Dataset rows of page text
• • • • • • •
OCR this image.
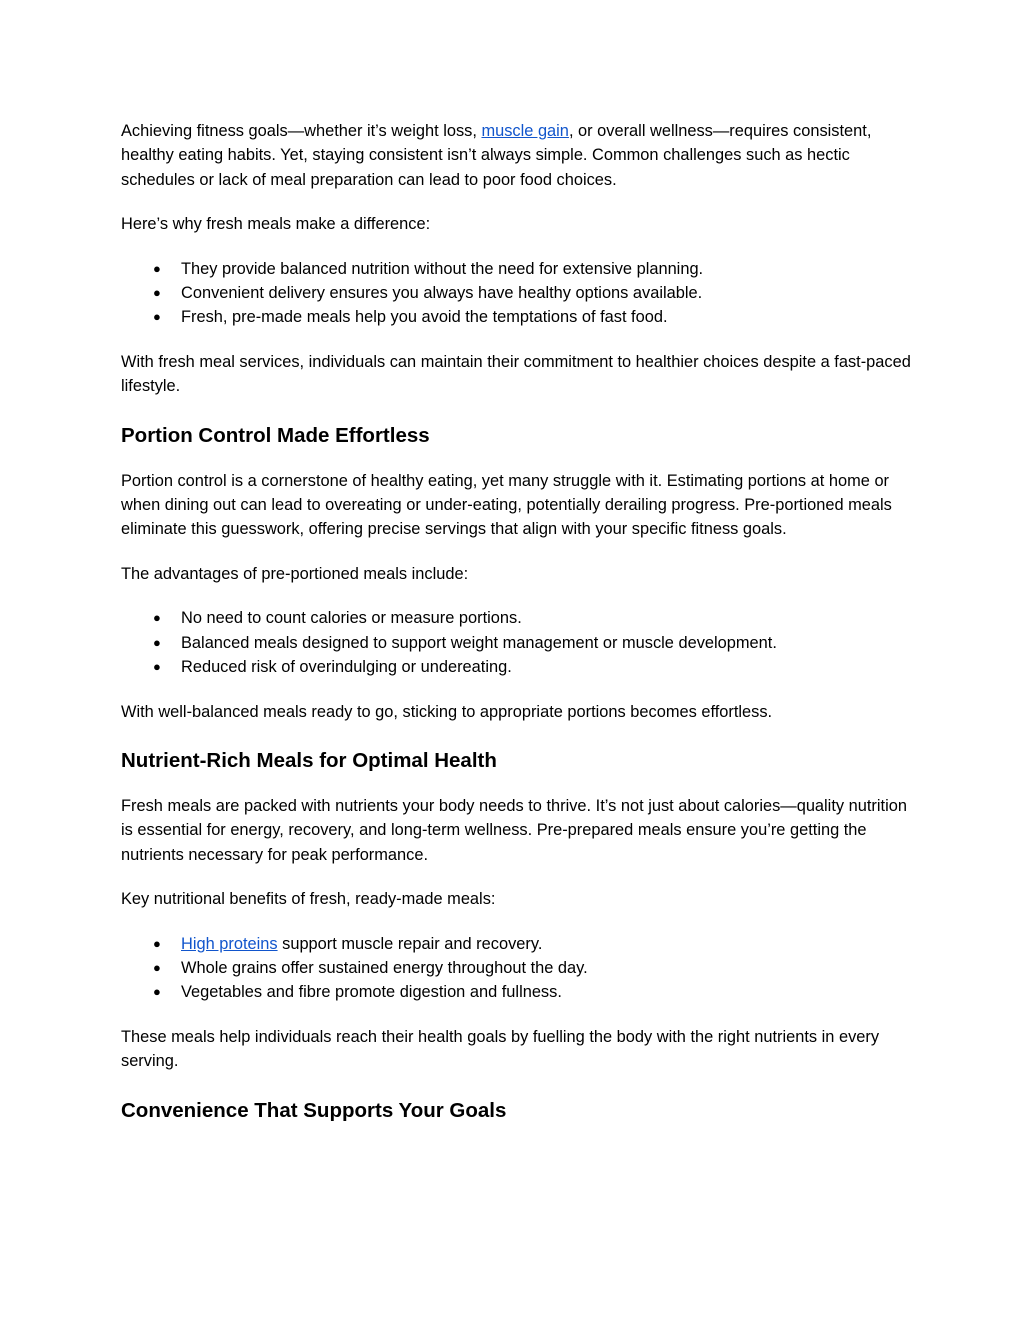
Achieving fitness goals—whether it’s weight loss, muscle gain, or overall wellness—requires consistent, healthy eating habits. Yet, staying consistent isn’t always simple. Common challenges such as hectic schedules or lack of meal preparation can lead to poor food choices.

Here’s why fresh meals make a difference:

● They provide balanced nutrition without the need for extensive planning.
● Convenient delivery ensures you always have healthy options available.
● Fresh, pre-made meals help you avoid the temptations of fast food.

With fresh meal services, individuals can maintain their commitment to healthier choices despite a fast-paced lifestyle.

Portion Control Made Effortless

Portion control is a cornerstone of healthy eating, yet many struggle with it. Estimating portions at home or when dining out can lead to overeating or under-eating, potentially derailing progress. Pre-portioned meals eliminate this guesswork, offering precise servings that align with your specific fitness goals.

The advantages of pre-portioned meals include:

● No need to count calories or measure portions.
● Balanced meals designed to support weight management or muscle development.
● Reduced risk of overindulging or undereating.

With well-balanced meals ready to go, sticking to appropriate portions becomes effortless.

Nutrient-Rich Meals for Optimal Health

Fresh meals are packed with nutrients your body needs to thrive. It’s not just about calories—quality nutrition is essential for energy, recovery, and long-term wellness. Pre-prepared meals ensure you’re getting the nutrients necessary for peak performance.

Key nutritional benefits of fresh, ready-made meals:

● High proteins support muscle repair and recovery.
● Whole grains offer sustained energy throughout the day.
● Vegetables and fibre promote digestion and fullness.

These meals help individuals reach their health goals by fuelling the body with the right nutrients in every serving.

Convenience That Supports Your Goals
• • • • • • •
HOW TO COMPLETE THIS TASK:
In the entries above, identify each line that includes the string "always", then copy it.

ANSWER FOR THIS EXERCISE:
Achieving fitness goals—whether it’s weight loss, muscle gain, or overall wellness—requires consistent, healthy eating habits. Yet, staying consistent isn’t always simple. Common challenges such as hectic schedules or lack of meal preparation can lead to poor food choices.
● Convenient delivery ensures you always have healthy options available.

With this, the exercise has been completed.